PROBLEM
Search the records for the word "bestehender" and pick out every line that has it.

==== SOURCE RECORDS

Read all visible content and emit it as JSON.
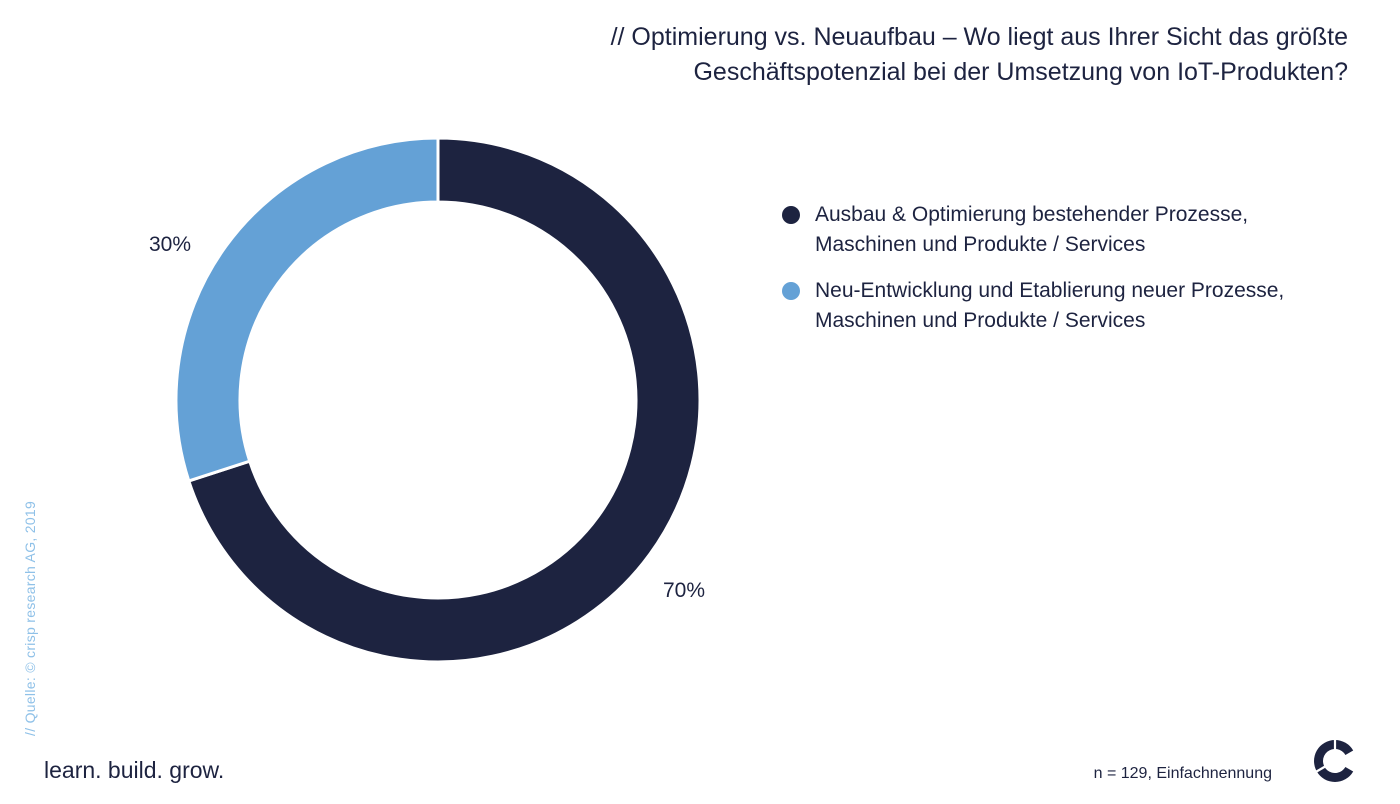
{
  "header": {
    "title_line1": "// Optimierung vs. Neuaufbau – Wo liegt aus Ihrer Sicht das größte",
    "title_line2": "Geschäftspotenzial bei der Umsetzung von IoT-Produkten?"
  },
  "chart_data": {
    "type": "pie",
    "variant": "donut",
    "title": "// Optimierung vs. Neuaufbau – Wo liegt aus Ihrer Sicht das größte Geschäftspotenzial bei der Umsetzung von IoT-Produkten?",
    "series": [
      {
        "name": "Ausbau & Optimierung bestehender Prozesse, Maschinen und Produkte / Services",
        "value": 70,
        "label": "70%",
        "color": "#1d2340"
      },
      {
        "name": "Neu-Entwicklung und Etablierung neuer Prozesse, Maschinen und Produkte / Services",
        "value": 30,
        "label": "30%",
        "color": "#64a1d6"
      }
    ],
    "legend_position": "right"
  },
  "legend": {
    "items": [
      {
        "line1": "Ausbau & Optimierung bestehender Prozesse,",
        "line2": "Maschinen und Produkte / Services",
        "color": "#1d2340"
      },
      {
        "line1": "Neu-Entwicklung und Etablierung neuer Prozesse,",
        "line2": "Maschinen und Produkte / Services",
        "color": "#64a1d6"
      }
    ]
  },
  "footer": {
    "source": "// Quelle: © crisp research AG, 2019",
    "tagline": "learn. build. grow.",
    "sample": "n = 129, Einfachnennung",
    "logo_icon": "crisp-c-logo-icon"
  }
}
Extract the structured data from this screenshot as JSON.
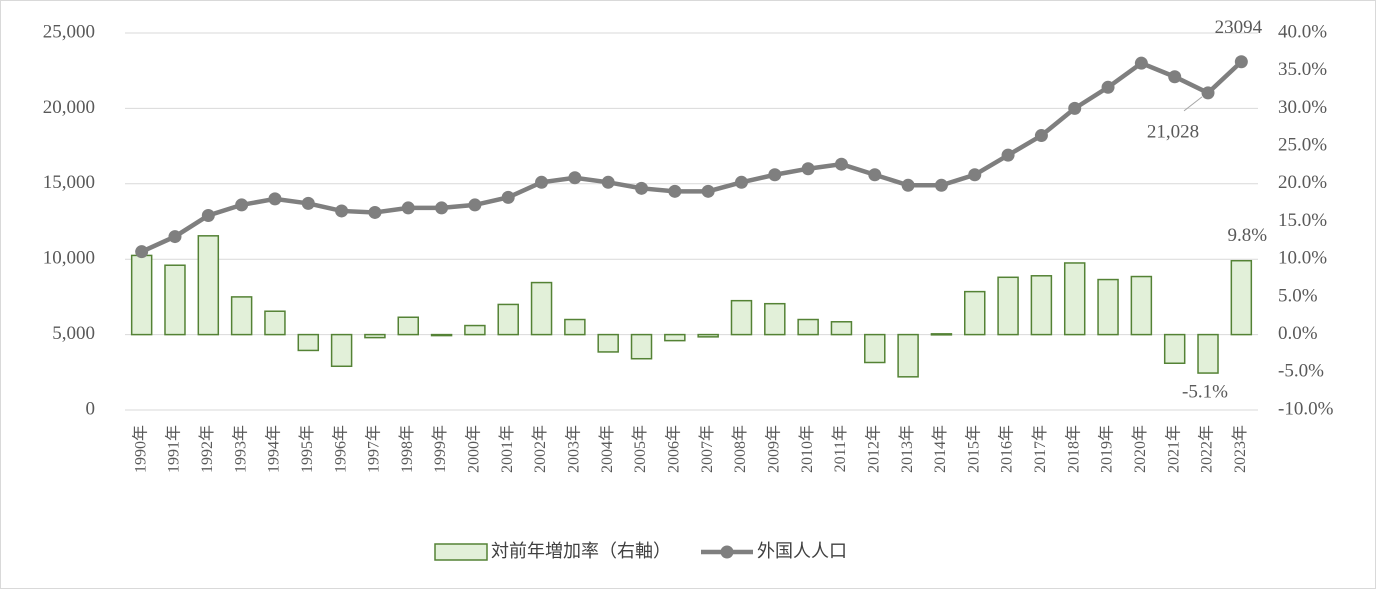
{
  "chart_data": {
    "type": "combo",
    "categories": [
      "1990年",
      "1991年",
      "1992年",
      "1993年",
      "1994年",
      "1995年",
      "1996年",
      "1997年",
      "1998年",
      "1999年",
      "2000年",
      "2001年",
      "2002年",
      "2003年",
      "2004年",
      "2005年",
      "2006年",
      "2007年",
      "2008年",
      "2009年",
      "2010年",
      "2011年",
      "2012年",
      "2013年",
      "2014年",
      "2015年",
      "2016年",
      "2017年",
      "2018年",
      "2019年",
      "2020年",
      "2021年",
      "2022年",
      "2023年"
    ],
    "series": [
      {
        "name": "対前年増加率（右軸）",
        "type": "bar",
        "axis": "y2",
        "color": "#e2f0d9",
        "edgecolor": "#548235",
        "values": [
          10.5,
          9.2,
          13.1,
          5.0,
          3.1,
          -2.1,
          -4.2,
          -0.4,
          2.3,
          -0.1,
          1.2,
          4.0,
          6.9,
          2.0,
          -2.3,
          -3.2,
          -0.8,
          -0.3,
          4.5,
          4.1,
          2.0,
          1.7,
          -3.7,
          -5.6,
          0.1,
          5.7,
          7.6,
          7.8,
          9.5,
          7.3,
          7.7,
          -3.8,
          -5.1,
          9.8
        ],
        "value_labels": [
          null,
          null,
          null,
          null,
          null,
          null,
          null,
          null,
          null,
          null,
          null,
          null,
          null,
          null,
          null,
          null,
          null,
          null,
          null,
          null,
          null,
          null,
          null,
          null,
          null,
          null,
          null,
          null,
          null,
          null,
          null,
          null,
          "-5.1%",
          "9.8%"
        ]
      },
      {
        "name": "外国人人口",
        "type": "line",
        "color": "#7f7f7f",
        "values": [
          10500,
          11500,
          12900,
          13600,
          14000,
          13700,
          13200,
          13100,
          13400,
          13400,
          13600,
          14100,
          15100,
          15400,
          15100,
          14700,
          14500,
          14500,
          15100,
          15600,
          16000,
          16300,
          15600,
          14900,
          14900,
          15600,
          16900,
          18200,
          20000,
          21400,
          23000,
          22100,
          21028,
          23094
        ],
        "value_labels": [
          null,
          null,
          null,
          null,
          null,
          null,
          null,
          null,
          null,
          null,
          null,
          null,
          null,
          null,
          null,
          null,
          null,
          null,
          null,
          null,
          null,
          null,
          null,
          null,
          null,
          null,
          null,
          null,
          null,
          null,
          null,
          null,
          "21,028",
          "23094"
        ]
      }
    ],
    "ylim": [
      0,
      25000
    ],
    "yticks": [
      0,
      {
        "value": 5000,
        "label": "5,000"
      },
      {
        "value": 10000,
        "label": "10,000"
      },
      {
        "value": 15000,
        "label": "15,000"
      },
      {
        "value": 20000,
        "label": "20,000"
      },
      {
        "value": 25000,
        "label": "25,000"
      }
    ],
    "y2lim": [
      -10,
      40
    ],
    "y2ticks": [
      {
        "value": -10,
        "label": "-10.0%"
      },
      {
        "value": -5,
        "label": "-5.0%"
      },
      {
        "value": 0,
        "label": "0.0%"
      },
      {
        "value": 5,
        "label": "5.0%"
      },
      {
        "value": 10,
        "label": "10.0%"
      },
      {
        "value": 15,
        "label": "15.0%"
      },
      {
        "value": 20,
        "label": "20.0%"
      },
      {
        "value": 25,
        "label": "25.0%"
      },
      {
        "value": 30,
        "label": "30.0%"
      },
      {
        "value": 35,
        "label": "35.0%"
      },
      {
        "value": 40,
        "label": "40.0%"
      }
    ],
    "grid": true,
    "legend": "bottom"
  }
}
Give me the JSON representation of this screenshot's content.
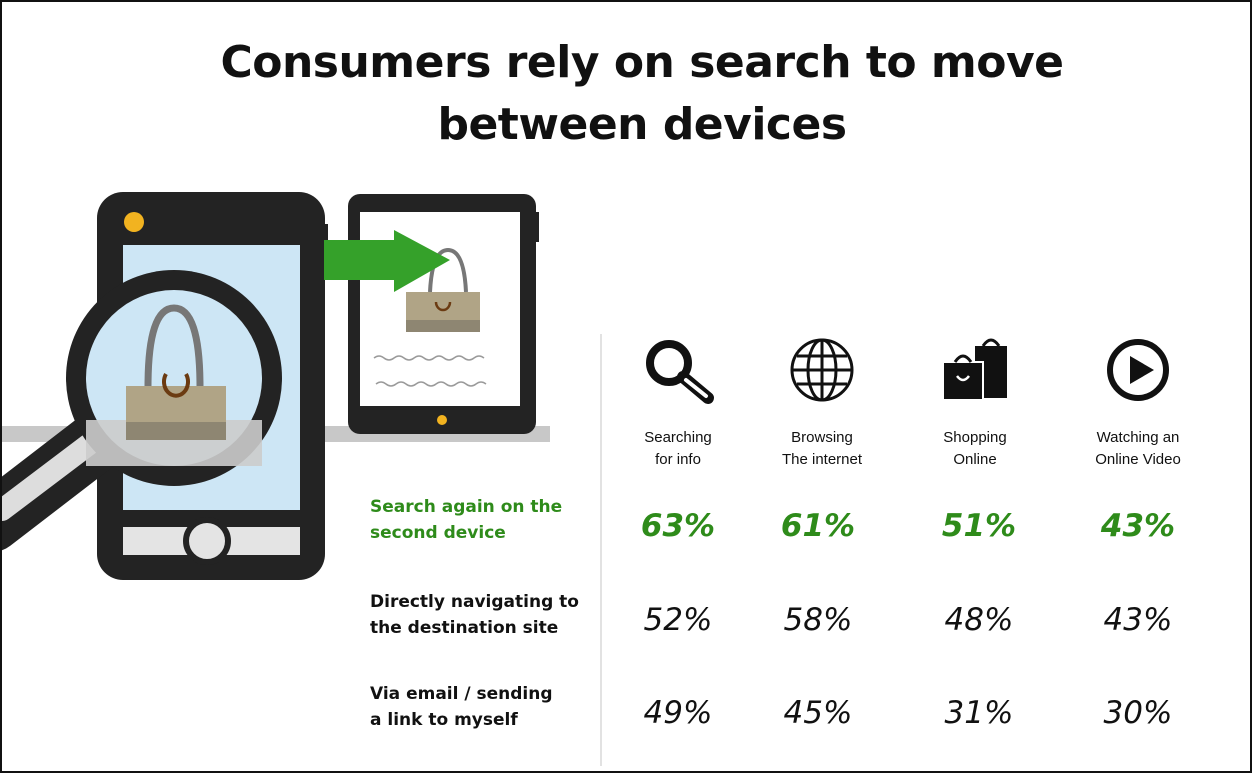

========

WRITTEN SOLUTION
        "name": "Ausbau & Optimierung bestehender Prozesse, Maschinen und Produkte / Services",
        "line1": "Ausbau & Optimierung bestehender Prozesse,",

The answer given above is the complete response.